> _EXERCISE INSTRUCTIONS_
**A)** Copy, word for word, the stretch of the passage about AWS hosting from "AWS has been" through "current locations ...".
**B)** Extend the passage about AWS and Webvisions hosting, starting after its last sentence.

> _TEXT EXCERPT_
==============================
The simple browse/upload of new WAR versions and performance monitoring in the AWS console are great features, and the possibility that a single such upload might be able to deploy in several locations at once is also enticing.

A downside is that the "Elastic Beanstalk" service is US-only for now, and I'm well served there further down the east coast. My AWS-hosted mirror only pulls in about 12GB/m traffic, which suggests that there is little value in staying in EB until it is available outside the US.

And in spite of the time lavished on this outpost, I have had difficulty keeping my AWS instance stable. Every once in a while (down to every couple of days now) the AWS monitoring decides that my system is unresponsive and restarts it, clearing my local cache in passing. My code runs fine for months on end on all sorts of hardware, and monitors various parameters such as CPU and memory and bandwidth and time-to-service user requests in order to regulate itself. This seems not to be enough in AWS. For example, the CPU load obtained from the underlying OS is not virtualised to match any sharing of resources, so can be indicating ~10 per cent use when the AWS monitoring is claiming that I'm saturating the machine with 100 per cent utilisation. Very odd ...

If I progress this AWS installation I may have to put in some work to use their APIs to poll system state though that may also be chargeable service.

I have never received an alert email from AWS, even though I had signed up to do so when significant system events happen, but their ra-ra marketing SPAM keeps rolling in.

AWS has been helpful and polite and reasonably quick in responding to me via normal support channels and in forums, but the lack of a bill cap, the instability and the US-only Elastic Beanstalk service are all bad.

Webvisions

I already host in a couple of locations in AsiaPac with Webvisions, but have in the past had to abandon hosting in Singapore and Beijing with them because the traffic was too small to justify the costs. Maybe, with some more cost-effective "cloudy" solution I can spend less money and target more locations, or better justify my current locations ...
==============================
> _GIVEN DATA_
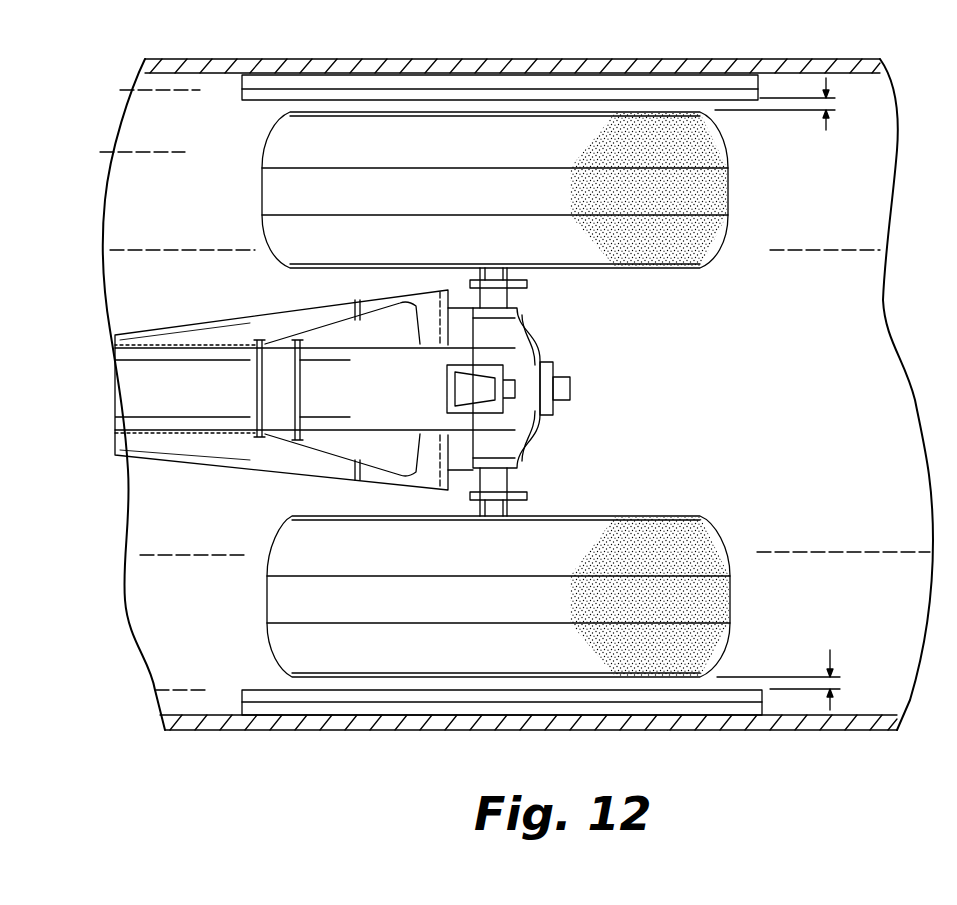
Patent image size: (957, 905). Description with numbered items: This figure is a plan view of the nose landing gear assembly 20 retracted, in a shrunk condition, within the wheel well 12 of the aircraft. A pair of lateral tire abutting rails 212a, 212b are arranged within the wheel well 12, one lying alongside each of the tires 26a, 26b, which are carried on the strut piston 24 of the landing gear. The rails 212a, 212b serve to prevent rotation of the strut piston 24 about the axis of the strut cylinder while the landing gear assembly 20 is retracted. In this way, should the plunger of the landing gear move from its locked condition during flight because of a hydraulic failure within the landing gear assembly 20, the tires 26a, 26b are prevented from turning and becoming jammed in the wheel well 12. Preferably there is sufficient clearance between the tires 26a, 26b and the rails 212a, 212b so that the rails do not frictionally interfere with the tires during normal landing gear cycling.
==============================
> _ANSWER SET_
**A)**
AWS has been helpful and polite and reasonably quick in responding to me via normal support channels and in forums, but the lack of a bill cap, the instability and the US-only Elastic Beanstalk service are all bad.

Webvisions

I already host in a couple of locations in AsiaPac with Webvisions, but have in the past had to abandon hosting in Singapore and Beijing with them because the traffic was too small to justify the costs. Maybe, with some more cost-effective "cloudy" solution I can spend less money and target more locations, or better justify my current locations ...

**B)**
Webvisions provides a simple monitoring service which in the first instance sends an email when a server stops responding, but Webvisions follows up with a phone call if need be; I've been impressed by their general level of service.

Webvision's calculator indicates that I'd probably need to spend something like £50/m for a small 1GB/1GHz Linux mirror (their prices are in Singapore dollars):

Virtual Machine 1: $50 Setup

Note that the set-up charge effectively requires a longer-term commitment than the pay-as-you-go AWS and Rackspace models, where if you're not actually using resources you needn't pay anything. You can provision a new server at any time without delay once the account is open.

The demo/trial system set up for me was the next notch up in most dimensions (faster CPU, more RAM, more disc, more bandwidth) and was definitely nippy.

As the Webvisions configuration already includes a Tomcat and JDK, I did not install my own as I usually would, but in any case the setup was quick and essentially the same as usual.

I directly logged in via SSH to do everything I needed, no web console required.

The Webvisions install pulled in the least traffic (10GB/m), as expected, though not bad compared to the AWS instance, and at maybe one-third the cost of a dedicated Webvisions Linux host. The shared bandwidth isn't burstable, but for its low fixed cost I can live with that. This is definitely the most enticing from a business point of view.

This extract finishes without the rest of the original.